**EXERCISE DETAILS:** Copy out, from the entries below, each line holding the string "رأيت".

** Start of RECORDS SUPPLIED **

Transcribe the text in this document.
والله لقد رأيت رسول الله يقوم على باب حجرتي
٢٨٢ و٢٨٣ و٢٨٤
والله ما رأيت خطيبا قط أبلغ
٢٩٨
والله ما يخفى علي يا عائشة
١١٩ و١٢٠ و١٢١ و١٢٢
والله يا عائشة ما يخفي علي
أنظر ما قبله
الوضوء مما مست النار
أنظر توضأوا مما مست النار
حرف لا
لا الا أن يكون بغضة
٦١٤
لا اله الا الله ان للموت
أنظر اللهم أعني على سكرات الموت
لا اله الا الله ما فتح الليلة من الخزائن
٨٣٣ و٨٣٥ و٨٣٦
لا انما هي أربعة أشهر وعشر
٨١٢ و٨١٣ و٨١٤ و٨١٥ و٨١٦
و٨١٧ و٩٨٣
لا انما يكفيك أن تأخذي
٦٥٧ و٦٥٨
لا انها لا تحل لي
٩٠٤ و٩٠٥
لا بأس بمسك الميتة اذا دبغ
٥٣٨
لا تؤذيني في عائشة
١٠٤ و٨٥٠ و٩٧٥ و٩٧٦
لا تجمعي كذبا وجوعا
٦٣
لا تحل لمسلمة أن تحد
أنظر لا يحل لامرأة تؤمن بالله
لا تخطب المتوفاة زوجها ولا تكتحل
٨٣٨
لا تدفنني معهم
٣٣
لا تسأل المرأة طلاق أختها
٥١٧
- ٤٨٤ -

** End of RECORDS SUPPLIED **

**OUTPUT FOR THIS TASK:**
والله لقد رأيت رسول الله يقوم على باب حجرتي
والله ما رأيت خطيبا قط أبلغ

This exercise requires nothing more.